◆ WHAT YOU NEED TO DO: Restate each of the lines given below, word for word.
[Start of DATA TO USE]
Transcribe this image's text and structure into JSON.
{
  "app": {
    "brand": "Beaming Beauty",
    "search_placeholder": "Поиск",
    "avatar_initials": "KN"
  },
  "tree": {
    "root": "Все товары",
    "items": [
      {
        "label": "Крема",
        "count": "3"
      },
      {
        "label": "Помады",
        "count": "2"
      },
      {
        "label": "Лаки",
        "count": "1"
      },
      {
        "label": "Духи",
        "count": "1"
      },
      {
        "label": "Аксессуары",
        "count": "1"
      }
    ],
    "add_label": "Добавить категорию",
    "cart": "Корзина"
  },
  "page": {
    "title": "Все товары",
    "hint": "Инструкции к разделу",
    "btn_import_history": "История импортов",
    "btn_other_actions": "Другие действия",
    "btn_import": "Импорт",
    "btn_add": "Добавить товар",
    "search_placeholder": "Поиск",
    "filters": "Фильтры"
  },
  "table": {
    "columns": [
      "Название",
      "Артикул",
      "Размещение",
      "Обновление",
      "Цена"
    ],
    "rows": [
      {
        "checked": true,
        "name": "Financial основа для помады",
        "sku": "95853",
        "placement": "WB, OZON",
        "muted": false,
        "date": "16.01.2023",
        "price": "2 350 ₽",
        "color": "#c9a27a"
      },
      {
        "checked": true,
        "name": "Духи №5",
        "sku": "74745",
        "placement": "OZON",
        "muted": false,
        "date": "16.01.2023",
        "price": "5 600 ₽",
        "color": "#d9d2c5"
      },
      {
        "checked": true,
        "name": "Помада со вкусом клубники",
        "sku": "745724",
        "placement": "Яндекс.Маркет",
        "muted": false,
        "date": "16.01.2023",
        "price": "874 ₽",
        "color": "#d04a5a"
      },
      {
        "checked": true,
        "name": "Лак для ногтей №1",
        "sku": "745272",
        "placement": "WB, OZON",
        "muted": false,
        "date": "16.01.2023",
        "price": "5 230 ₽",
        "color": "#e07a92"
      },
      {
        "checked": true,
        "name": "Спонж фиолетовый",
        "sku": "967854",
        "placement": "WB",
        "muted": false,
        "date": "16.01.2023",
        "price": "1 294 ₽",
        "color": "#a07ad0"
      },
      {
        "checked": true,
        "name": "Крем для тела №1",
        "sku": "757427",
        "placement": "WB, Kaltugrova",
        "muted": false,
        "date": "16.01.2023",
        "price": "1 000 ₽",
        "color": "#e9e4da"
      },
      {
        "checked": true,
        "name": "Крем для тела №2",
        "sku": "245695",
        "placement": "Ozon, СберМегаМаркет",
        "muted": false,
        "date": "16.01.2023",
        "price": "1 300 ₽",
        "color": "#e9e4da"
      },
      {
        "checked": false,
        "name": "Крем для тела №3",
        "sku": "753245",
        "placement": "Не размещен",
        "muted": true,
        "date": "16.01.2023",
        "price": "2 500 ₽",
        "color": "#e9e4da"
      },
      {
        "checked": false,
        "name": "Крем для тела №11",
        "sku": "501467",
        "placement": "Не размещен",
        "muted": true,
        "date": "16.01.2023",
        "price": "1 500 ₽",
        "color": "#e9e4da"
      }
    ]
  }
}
[End of DATA TO USE]
◆ THE RESPONSE:
Transcribe this image's text and structure into JSON.
{
  "app": {
    "brand": "Beaming Beauty",
    "search_placeholder": "Поиск",
    "avatar_initials": "KN"
  },
  "tree": {
    "root": "Все товары",
    "items": [
      {
        "label": "Крема",
        "count": "3"
      },
      {
        "label": "Помады",
        "count": "2"
      },
      {
        "label": "Лаки",
        "count": "1"
      },
      {
        "label": "Духи",
        "count": "1"
      },
      {
        "label": "Аксессуары",
        "count": "1"
      }
    ],
    "add_label": "Добавить категорию",
    "cart": "Корзина"
  },
  "page": {
    "title": "Все товары",
    "hint": "Инструкции к разделу",
    "btn_import_history": "История импортов",
    "btn_other_actions": "Другие действия",
    "btn_import": "Импорт",
    "btn_add": "Добавить товар",
    "search_placeholder": "Поиск",
    "filters": "Фильтры"
  },
  "table": {
    "columns": [
      "Название",
      "Артикул",
      "Размещение",
      "Обновление",
      "Цена"
    ],
    "rows": [
      {
        "checked": true,
        "name": "Financial основа для помады",
        "sku": "95853",
        "placement": "WB, OZON",
        "muted": false,
        "date": "16.01.2023",
        "price": "2 350 ₽",
        "color": "#c9a27a"
      },
      {
        "checked": true,
        "name": "Духи №5",
        "sku": "74745",
        "placement": "OZON",
        "muted": false,
        "date": "16.01.2023",
        "price": "5 600 ₽",
        "color": "#d9d2c5"
      },
      {
        "checked": true,
        "name": "Помада со вкусом клубники",
        "sku": "745724",
        "placement": "Яндекс.Маркет",
        "muted": false,
        "date": "16.01.2023",
        "price": "874 ₽",
        "color": "#d04a5a"
      },
      {
        "checked": true,
        "name": "Лак для ногтей №1",
        "sku": "745272",
        "placement": "WB, OZON",
        "muted": false,
        "date": "16.01.2023",
        "price": "5 230 ₽",
        "color": "#e07a92"
      },
      {
        "checked": true,
        "name": "Спонж фиолетовый",
        "sku": "967854",
        "placement": "WB",
        "muted": false,
        "date": "16.01.2023",
        "price": "1 294 ₽",
        "color": "#a07ad0"
      },
      {
        "checked": true,
        "name": "Крем для тела №1",
        "sku": "757427",
        "placement": "WB, Kaltugrova",
        "muted": false,
        "date": "16.01.2023",
        "price": "1 000 ₽",
        "color": "#e9e4da"
      },
      {
        "checked": true,
        "name": "Крем для тела №2",
        "sku": "245695",
        "placement": "Ozon, СберМегаМаркет",
        "muted": false,
        "date": "16.01.2023",
        "price": "1 300 ₽",
        "color": "#e9e4da"
      },
      {
        "checked": false,
        "name": "Крем для тела №3",
        "sku": "753245",
        "placement": "Не размещен",
        "muted": true,
        "date": "16.01.2023",
        "price": "2 500 ₽",
        "color": "#e9e4da"
      },
      {
        "checked": false,
        "name": "Крем для тела №11",
        "sku": "501467",
        "placement": "Не размещен",
        "muted": true,
        "date": "16.01.2023",
        "price": "1 500 ₽",
        "color": "#e9e4da"
      }
    ]
  }
}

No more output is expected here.